* _QUOTED PASSAGE_
More pictures: Lingerie´s Darker Side

Q: Did you have an early interest in costume, glamour, visual allure? If so, were there certain individuals that made an impact in that regard?
A: When I was very young I really loved Cher – the Cher that was on the Sonny and Cher show, not the "Do You Believe In Love" Cher. I still have her "Half Breed" album. On the back she is wearing that super sexy "Indian" halter top, feather headdress and "loincloth" skirt slit up to her waist. It just seemed so shocking (to a six-year-old). When I got older I discovered punk. I found a book on Blondie called Making Tracks that showed Debbie Harry in her most beautiful light. I bought an EP by a group called the Nails (not NiN) called "Hotel For Women." The cover had a collection of vintage (1930s, ’40s) fetish-oriented photos of women in small-waisted corsets, high-high heels and bondage. I didn´t love the music, but I stared at the cover for hours, pondering who these women were, where they went to buy these things, who took the photos and what did it mean? I felt dirty and disturbed.

In the early ’90s I stumbled onto my first copy of "Exotique" – a small format fetish magazine from the 1950s. In it were these photos of pin-ups wearing 1950s lingerie, super high-heeled boots and shoes, corsets, with "Exotique" styling, which was a sort of over the top, villainous/sci-fi bad girl look. I particularly loved Tana Louise (who started out as a burlesque performer, and later was the girlfriend, or wife, of the publisher)! I also came across some photos from the early 1960s of a tattooed woman/tattooer named Cindy Ray, who had a bunch of tattooed girlfriends with giant early ’60s hairdos and flashy fashion. Thrilling! Later I discovered a woman named Cora, who had appeared in a 1970s German fetish publication called "Club Caprice." I have a shrine to Cora on my site. She is of indefinite age, and had a few different looks, featuring her startling 17-inch corseted waist, severe makeup, wigs and costumes and just this certain...spirit. The first image I found of her made me feel very confused, in a hit-by-lightning way. She seemed very extreme!

Later as I dug for more vintage fetish material I found a few publications that had photos from the 1920s to ’40s of models wearing what was normal day-wear, i.e. a tailored suit and a hat with a veil, but standing around in broad daylight outside in skintight boots with 6 1/2-inch heels. I really liked that juxtaposition – it seemed so kinky. I have to say that the last time I had that hit-by-lightning feeling was when I discovered that book on Leigh Bowery. My circuits were really jammed with confusion and excitement. I must admit that I am heavily influenced by photographs. A two dimensional artifact seems to plant the most fertile seeds for me!

Q: What then led you to develop Lovesick Corrective Apparel?

* _TASK REQUIREMENTS_
Pull out a stretch of the interview excerpt word for word, starting at the words "More pictures: Lingerie´s" and stopping after "in that regard?". The material after this point stands apart from the interview excerpt.

* _INFORMATION PROVIDED_
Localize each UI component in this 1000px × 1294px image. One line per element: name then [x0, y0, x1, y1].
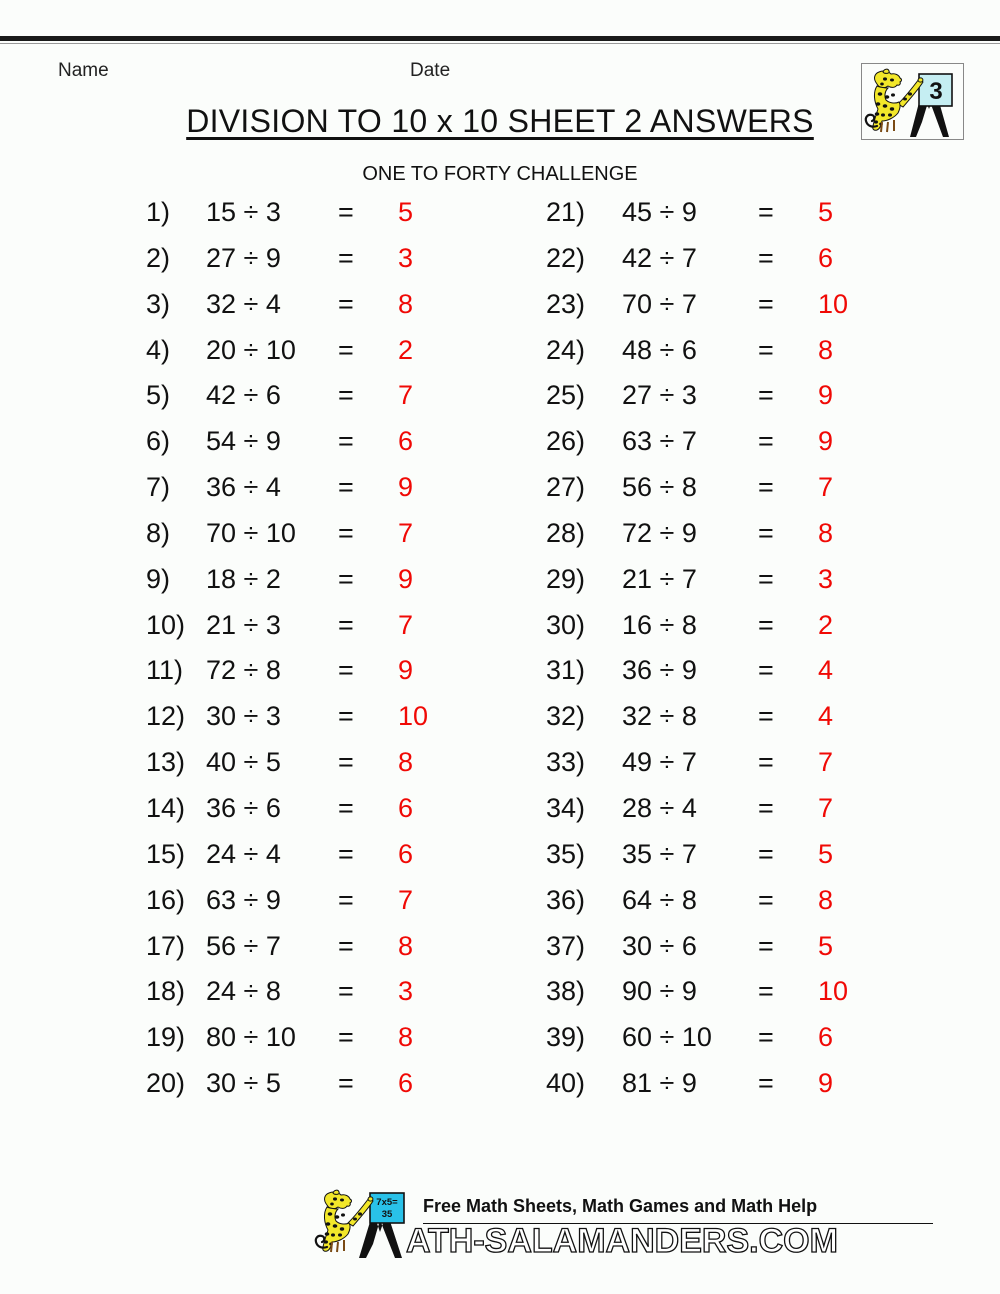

* _OUTPUT FOR THIS EXERCISE_
More pictures: Lingerie´s Darker Side

Q: Did you have an early interest in costume, glamour, visual allure? If so, were there certain individuals that made an impact in that regard?